▸ **Challenge**:
Produce an exact copy of all the data below, dropping every image.

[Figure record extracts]
——
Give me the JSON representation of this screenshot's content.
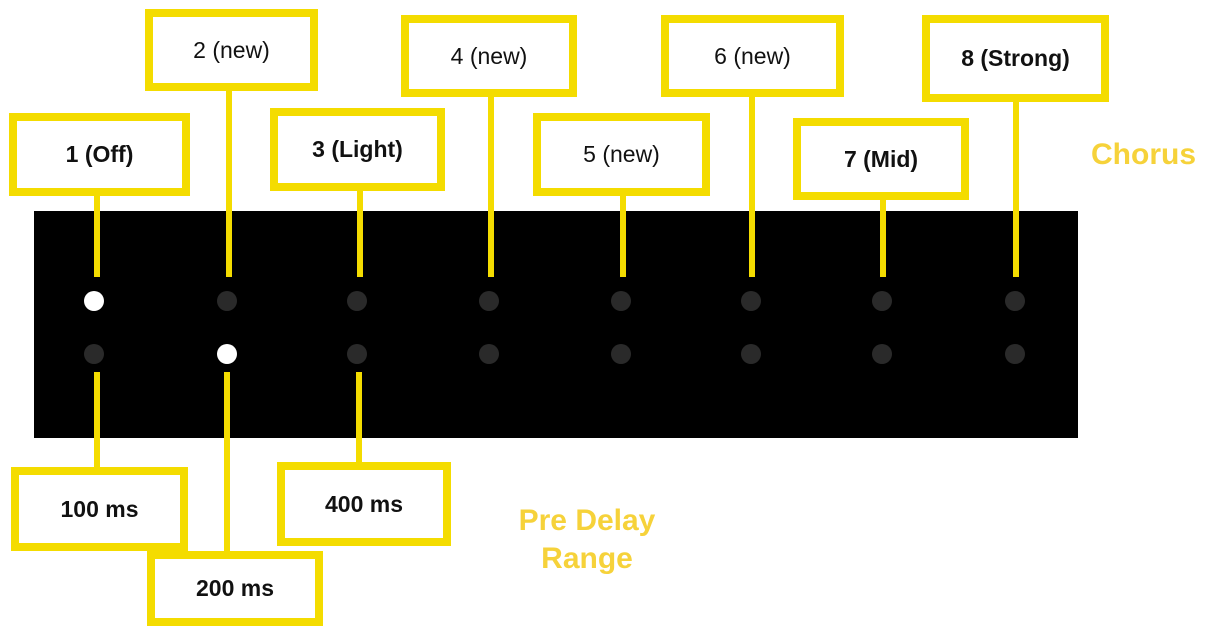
{
  "chorus": {
    "label": "Chorus",
    "steps": [
      {
        "label": "1 (Off)",
        "bold": true,
        "active": true
      },
      {
        "label": "2 (new)",
        "bold": false,
        "active": false
      },
      {
        "label": "3 (Light)",
        "bold": true,
        "active": false
      },
      {
        "label": "4 (new)",
        "bold": false,
        "active": false
      },
      {
        "label": "5 (new)",
        "bold": false,
        "active": false
      },
      {
        "label": "6 (new)",
        "bold": false,
        "active": false
      },
      {
        "label": "7 (Mid)",
        "bold": true,
        "active": false
      },
      {
        "label": "8 (Strong)",
        "bold": true,
        "active": false
      }
    ]
  },
  "pre_delay": {
    "label_line1": "Pre Delay",
    "label_line2": "Range",
    "steps": [
      {
        "label": "100 ms",
        "active": false
      },
      {
        "label": "200 ms",
        "active": true
      },
      {
        "label": "400 ms",
        "active": false
      }
    ]
  },
  "colors": {
    "callout_border": "#f4dc00",
    "label_text": "#f6d23a",
    "panel": "#000000",
    "led_off": "#2a2a2a",
    "led_on": "#ffffff"
  }
}
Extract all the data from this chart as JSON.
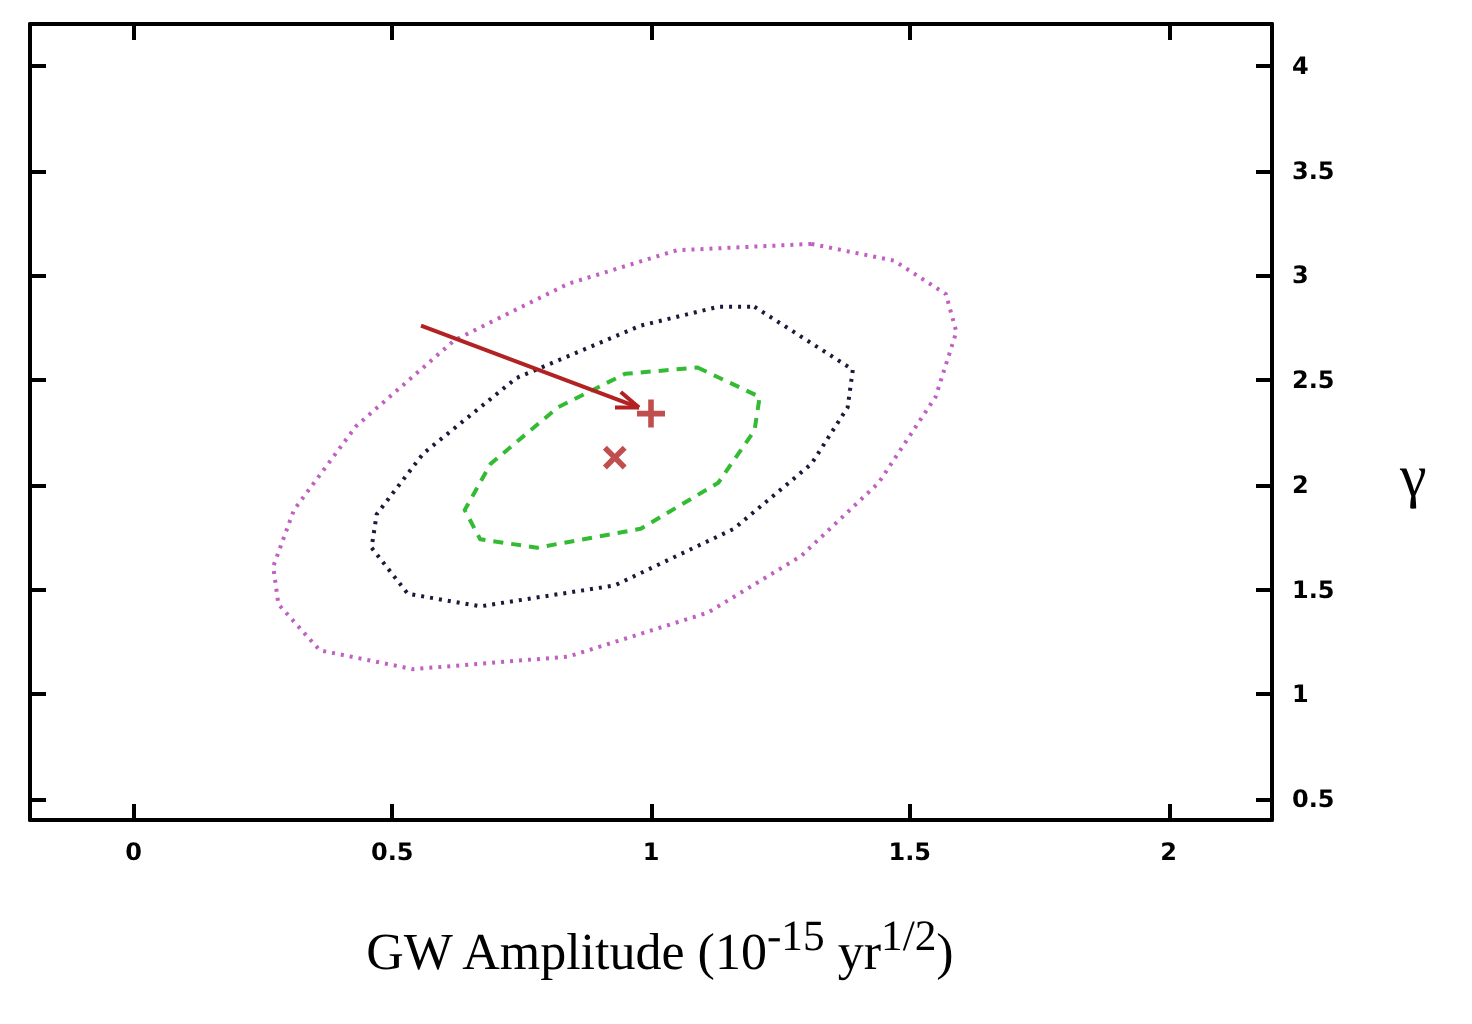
{
  "chart_data": {
    "type": "scatter",
    "xlabel": "GW Amplitude (10$^{-15}$ yr$^{1/2}$)",
    "ylabel": "γ",
    "xlim": [
      -0.2,
      2.2
    ],
    "ylim": [
      0.4,
      4.2
    ],
    "xticks": [
      0,
      0.5,
      1,
      1.5,
      2
    ],
    "yticks": [
      0.5,
      1,
      1.5,
      2,
      2.5,
      3,
      3.5,
      4
    ],
    "grid": false,
    "series": [
      {
        "color": "#b22222",
        "marker": "cross",
        "x": [
          1.0
        ],
        "values": [
          2.34
        ]
      },
      {
        "color": "#b22222",
        "marker": "x",
        "x": [
          0.93
        ],
        "values": [
          2.13
        ]
      }
    ]
  }
}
——
▸ **Correct result**:
Give me the JSON representation of this screenshot's content.
{
  "chorus": {
    "label": "Chorus",
    "steps": [
      {
        "label": "1 (Off)",
        "bold": true,
        "active": true
      },
      {
        "label": "2 (new)",
        "bold": false,
        "active": false
      },
      {
        "label": "3 (Light)",
        "bold": true,
        "active": false
      },
      {
        "label": "4 (new)",
        "bold": false,
        "active": false
      },
      {
        "label": "5 (new)",
        "bold": false,
        "active": false
      },
      {
        "label": "6 (new)",
        "bold": false,
        "active": false
      },
      {
        "label": "7 (Mid)",
        "bold": true,
        "active": false
      },
      {
        "label": "8 (Strong)",
        "bold": true,
        "active": false
      }
    ]
  },
  "pre_delay": {
    "label_line1": "Pre Delay",
    "label_line2": "Range",
    "steps": [
      {
        "label": "100 ms",
        "active": false
      },
      {
        "label": "200 ms",
        "active": true
      },
      {
        "label": "400 ms",
        "active": false
      }
    ]
  },
  "colors": {
    "callout_border": "#f4dc00",
    "label_text": "#f6d23a",
    "panel": "#000000",
    "led_off": "#2a2a2a",
    "led_on": "#ffffff"
  }
}
Extract all the data from this chart as JSON.
{
  "chart_data": {
    "type": "scatter",
    "xlabel": "GW Amplitude (10$^{-15}$ yr$^{1/2}$)",
    "ylabel": "γ",
    "xlim": [
      -0.2,
      2.2
    ],
    "ylim": [
      0.4,
      4.2
    ],
    "xticks": [
      0,
      0.5,
      1,
      1.5,
      2
    ],
    "yticks": [
      0.5,
      1,
      1.5,
      2,
      2.5,
      3,
      3.5,
      4
    ],
    "grid": false,
    "series": [
      {
        "color": "#b22222",
        "marker": "cross",
        "x": [
          1.0
        ],
        "values": [
          2.34
        ]
      },
      {
        "color": "#b22222",
        "marker": "x",
        "x": [
          0.93
        ],
        "values": [
          2.13
        ]
      }
    ]
  }
}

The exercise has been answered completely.